_Problem to solve_
Look through the material below. Copy every line with the string "also" in it.

## START Records supplied

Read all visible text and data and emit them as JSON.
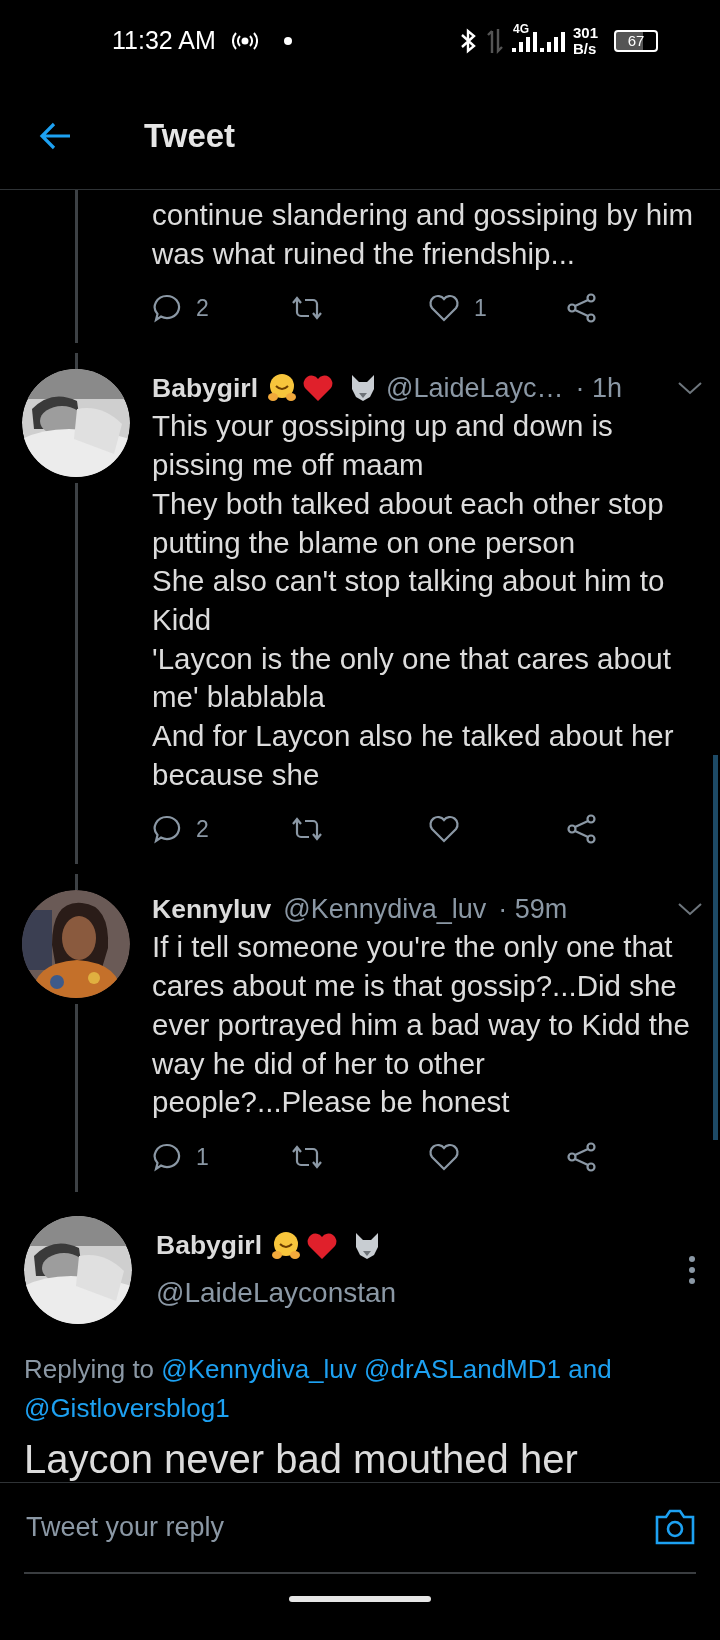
{
  "status_bar": {
    "time": "11:32 AM",
    "network_type": "4G",
    "speed_value": "301",
    "speed_unit": "B/s",
    "battery": "67"
  },
  "header": {
    "title": "Tweet"
  },
  "tweets": [
    {
      "kind": "continued",
      "paragraphs": [
        "continue slandering and gossiping by him was what ruined the friendship..."
      ],
      "replies": "2",
      "likes": "1"
    },
    {
      "kind": "reply",
      "name": "Babygirl",
      "has_emojis": true,
      "handle": "@LaideLayc…",
      "time": "· 1h",
      "paragraphs": [
        "This your gossiping up and down is pissing me off maam",
        "They both talked about each other stop putting the blame on one person",
        "She also can't stop talking about him to Kidd",
        "'Laycon is the only one that cares about me' blablabla",
        "And for Laycon also he talked about her because she"
      ],
      "replies": "2"
    },
    {
      "kind": "reply",
      "name": "Kennyluv",
      "has_emojis": false,
      "handle": "@Kennydiva_luv",
      "time": "· 59m",
      "paragraphs": [
        "If i tell someone you're the only one that cares about me is that gossip?...Did she ever portrayed him a bad way to Kidd the way he did of her to other people?...Please be honest"
      ],
      "replies": "1"
    }
  ],
  "focal": {
    "name": "Babygirl",
    "has_emojis": true,
    "handle": "@LaideLayconstan",
    "replying_prefix": "Replying to",
    "mentions": [
      "@Kennydiva_luv",
      "@drASLandMD1",
      "@Gistloversblog1"
    ],
    "conjunction": "and",
    "text": "Laycon never bad mouthed her"
  },
  "reply_bar": {
    "placeholder": "Tweet your reply"
  }
}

## END Records supplied

_Answer to the task_
        "She also can't stop talking about him to Kidd",
        "And for Laycon also he talked about her because she"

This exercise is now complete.